• What is expected
Of the lines listed below, how many contain the string "Rank"? Answer with the number alone.

• Data provided

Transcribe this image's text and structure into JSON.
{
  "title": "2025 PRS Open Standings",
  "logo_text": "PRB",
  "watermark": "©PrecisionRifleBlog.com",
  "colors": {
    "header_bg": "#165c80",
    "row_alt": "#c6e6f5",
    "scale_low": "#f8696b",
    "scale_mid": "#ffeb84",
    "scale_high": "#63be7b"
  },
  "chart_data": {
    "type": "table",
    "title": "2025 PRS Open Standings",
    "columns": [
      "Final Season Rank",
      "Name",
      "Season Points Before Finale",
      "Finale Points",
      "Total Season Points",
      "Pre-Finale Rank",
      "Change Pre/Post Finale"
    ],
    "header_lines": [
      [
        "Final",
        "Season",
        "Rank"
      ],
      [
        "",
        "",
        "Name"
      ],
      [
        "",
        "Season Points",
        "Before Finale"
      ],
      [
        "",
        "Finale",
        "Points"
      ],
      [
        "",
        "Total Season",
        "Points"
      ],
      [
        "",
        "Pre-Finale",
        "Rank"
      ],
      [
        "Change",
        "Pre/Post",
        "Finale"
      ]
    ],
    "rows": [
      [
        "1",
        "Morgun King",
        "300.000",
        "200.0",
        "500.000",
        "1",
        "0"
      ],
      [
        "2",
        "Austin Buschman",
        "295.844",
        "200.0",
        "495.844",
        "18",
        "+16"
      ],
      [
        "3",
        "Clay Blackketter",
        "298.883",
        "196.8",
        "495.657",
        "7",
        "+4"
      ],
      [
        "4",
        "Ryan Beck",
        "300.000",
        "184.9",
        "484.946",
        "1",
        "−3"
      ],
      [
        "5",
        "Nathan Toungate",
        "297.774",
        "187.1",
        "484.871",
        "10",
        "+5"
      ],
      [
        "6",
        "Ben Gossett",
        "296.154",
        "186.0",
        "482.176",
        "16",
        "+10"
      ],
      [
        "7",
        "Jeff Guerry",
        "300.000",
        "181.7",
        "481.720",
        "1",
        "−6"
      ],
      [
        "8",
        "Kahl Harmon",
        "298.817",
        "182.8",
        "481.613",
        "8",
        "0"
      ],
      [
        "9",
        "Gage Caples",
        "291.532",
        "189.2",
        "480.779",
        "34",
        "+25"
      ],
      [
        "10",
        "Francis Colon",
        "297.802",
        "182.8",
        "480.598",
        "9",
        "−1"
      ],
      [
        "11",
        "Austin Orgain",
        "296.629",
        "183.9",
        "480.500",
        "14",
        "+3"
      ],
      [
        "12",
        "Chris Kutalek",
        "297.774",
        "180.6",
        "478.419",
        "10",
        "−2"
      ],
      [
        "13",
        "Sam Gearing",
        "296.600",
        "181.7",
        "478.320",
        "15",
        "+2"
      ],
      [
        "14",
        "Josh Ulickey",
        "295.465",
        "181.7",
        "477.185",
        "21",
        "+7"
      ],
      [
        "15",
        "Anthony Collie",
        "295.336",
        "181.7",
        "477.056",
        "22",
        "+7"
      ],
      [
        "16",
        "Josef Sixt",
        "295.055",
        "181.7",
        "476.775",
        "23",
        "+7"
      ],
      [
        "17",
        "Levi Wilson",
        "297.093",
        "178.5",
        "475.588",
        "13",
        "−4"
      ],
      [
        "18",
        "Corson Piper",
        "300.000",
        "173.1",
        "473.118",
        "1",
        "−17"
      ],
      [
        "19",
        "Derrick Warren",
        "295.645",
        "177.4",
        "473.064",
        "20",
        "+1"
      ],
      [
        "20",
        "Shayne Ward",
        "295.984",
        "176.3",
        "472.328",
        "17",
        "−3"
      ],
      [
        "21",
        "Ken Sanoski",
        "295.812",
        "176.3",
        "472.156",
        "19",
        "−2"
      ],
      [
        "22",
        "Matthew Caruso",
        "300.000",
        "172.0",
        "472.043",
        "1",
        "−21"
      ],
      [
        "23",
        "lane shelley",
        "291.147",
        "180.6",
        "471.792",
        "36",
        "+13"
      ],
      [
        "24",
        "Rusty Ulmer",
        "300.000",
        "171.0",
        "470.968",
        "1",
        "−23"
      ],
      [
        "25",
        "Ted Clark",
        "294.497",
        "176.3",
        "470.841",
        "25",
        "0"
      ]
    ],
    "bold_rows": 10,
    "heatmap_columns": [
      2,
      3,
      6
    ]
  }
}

• Result below
4